Request: Reproduce the records below exactly as given.

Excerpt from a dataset
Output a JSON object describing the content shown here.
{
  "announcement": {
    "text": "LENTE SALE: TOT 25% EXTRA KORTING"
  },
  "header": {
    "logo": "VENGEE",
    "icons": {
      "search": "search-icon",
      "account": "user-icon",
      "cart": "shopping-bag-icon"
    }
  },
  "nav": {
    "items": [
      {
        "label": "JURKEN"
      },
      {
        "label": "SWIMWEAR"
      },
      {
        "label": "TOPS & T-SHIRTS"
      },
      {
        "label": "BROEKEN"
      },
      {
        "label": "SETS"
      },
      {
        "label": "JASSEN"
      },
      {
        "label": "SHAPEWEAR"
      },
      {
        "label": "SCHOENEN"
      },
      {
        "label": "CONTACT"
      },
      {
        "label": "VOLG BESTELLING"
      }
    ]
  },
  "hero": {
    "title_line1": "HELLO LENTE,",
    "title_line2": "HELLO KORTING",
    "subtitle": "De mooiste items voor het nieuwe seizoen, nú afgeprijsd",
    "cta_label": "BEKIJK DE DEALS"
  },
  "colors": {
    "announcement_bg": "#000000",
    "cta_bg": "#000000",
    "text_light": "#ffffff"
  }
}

Solution:
Output a JSON object describing the content shown here.
{
  "announcement": {
    "text": "LENTE SALE: TOT 25% EXTRA KORTING"
  },
  "header": {
    "logo": "VENGEE",
    "icons": {
      "search": "search-icon",
      "account": "user-icon",
      "cart": "shopping-bag-icon"
    }
  },
  "nav": {
    "items": [
      {
        "label": "JURKEN"
      },
      {
        "label": "SWIMWEAR"
      },
      {
        "label": "TOPS & T-SHIRTS"
      },
      {
        "label": "BROEKEN"
      },
      {
        "label": "SETS"
      },
      {
        "label": "JASSEN"
      },
      {
        "label": "SHAPEWEAR"
      },
      {
        "label": "SCHOENEN"
      },
      {
        "label": "CONTACT"
      },
      {
        "label": "VOLG BESTELLING"
      }
    ]
  },
  "hero": {
    "title_line1": "HELLO LENTE,",
    "title_line2": "HELLO KORTING",
    "subtitle": "De mooiste items voor het nieuwe seizoen, nú afgeprijsd",
    "cta_label": "BEKIJK DE DEALS"
  },
  "colors": {
    "announcement_bg": "#000000",
    "cta_bg": "#000000",
    "text_light": "#ffffff"
  }
}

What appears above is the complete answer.